◆ **Required task**
Give all the lines below again, exactly, with no pictures.

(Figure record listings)
###
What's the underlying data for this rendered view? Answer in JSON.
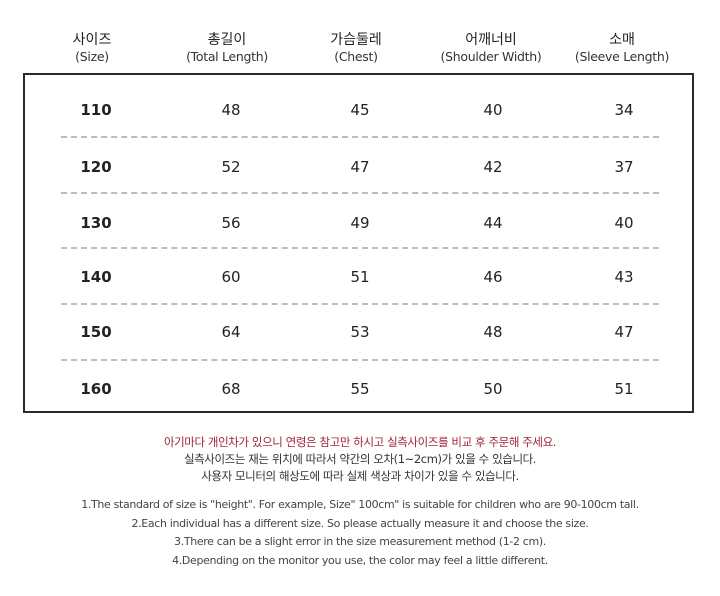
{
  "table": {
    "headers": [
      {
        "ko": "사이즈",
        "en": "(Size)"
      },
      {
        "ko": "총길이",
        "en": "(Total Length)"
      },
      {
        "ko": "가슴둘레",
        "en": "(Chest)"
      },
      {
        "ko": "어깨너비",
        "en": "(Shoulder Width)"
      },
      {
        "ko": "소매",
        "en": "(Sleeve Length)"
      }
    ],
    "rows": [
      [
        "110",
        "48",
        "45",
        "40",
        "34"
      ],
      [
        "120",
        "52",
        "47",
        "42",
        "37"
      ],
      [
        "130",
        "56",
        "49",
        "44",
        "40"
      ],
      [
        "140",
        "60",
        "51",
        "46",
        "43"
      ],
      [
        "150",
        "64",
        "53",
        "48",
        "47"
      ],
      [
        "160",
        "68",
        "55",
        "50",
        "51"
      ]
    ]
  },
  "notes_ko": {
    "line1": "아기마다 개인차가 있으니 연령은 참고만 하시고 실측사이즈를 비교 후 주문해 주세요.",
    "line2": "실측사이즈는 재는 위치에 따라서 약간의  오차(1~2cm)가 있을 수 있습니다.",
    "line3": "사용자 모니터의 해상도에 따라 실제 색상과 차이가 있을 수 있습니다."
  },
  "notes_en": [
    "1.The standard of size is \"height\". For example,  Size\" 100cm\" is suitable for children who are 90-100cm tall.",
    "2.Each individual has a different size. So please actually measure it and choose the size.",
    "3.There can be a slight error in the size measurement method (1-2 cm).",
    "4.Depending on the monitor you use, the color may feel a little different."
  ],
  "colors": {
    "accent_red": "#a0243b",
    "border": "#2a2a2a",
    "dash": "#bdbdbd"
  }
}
###
◆ **Answer to this task**
What's the underlying data for this rendered view? Answer in JSON.
{
  "table": {
    "headers": [
      {
        "ko": "사이즈",
        "en": "(Size)"
      },
      {
        "ko": "총길이",
        "en": "(Total Length)"
      },
      {
        "ko": "가슴둘레",
        "en": "(Chest)"
      },
      {
        "ko": "어깨너비",
        "en": "(Shoulder Width)"
      },
      {
        "ko": "소매",
        "en": "(Sleeve Length)"
      }
    ],
    "rows": [
      [
        "110",
        "48",
        "45",
        "40",
        "34"
      ],
      [
        "120",
        "52",
        "47",
        "42",
        "37"
      ],
      [
        "130",
        "56",
        "49",
        "44",
        "40"
      ],
      [
        "140",
        "60",
        "51",
        "46",
        "43"
      ],
      [
        "150",
        "64",
        "53",
        "48",
        "47"
      ],
      [
        "160",
        "68",
        "55",
        "50",
        "51"
      ]
    ]
  },
  "notes_ko": {
    "line1": "아기마다 개인차가 있으니 연령은 참고만 하시고 실측사이즈를 비교 후 주문해 주세요.",
    "line2": "실측사이즈는 재는 위치에 따라서 약간의  오차(1~2cm)가 있을 수 있습니다.",
    "line3": "사용자 모니터의 해상도에 따라 실제 색상과 차이가 있을 수 있습니다."
  },
  "notes_en": [
    "1.The standard of size is \"height\". For example,  Size\" 100cm\" is suitable for children who are 90-100cm tall.",
    "2.Each individual has a different size. So please actually measure it and choose the size.",
    "3.There can be a slight error in the size measurement method (1-2 cm).",
    "4.Depending on the monitor you use, the color may feel a little different."
  ],
  "colors": {
    "accent_red": "#a0243b",
    "border": "#2a2a2a",
    "dash": "#bdbdbd"
  }
}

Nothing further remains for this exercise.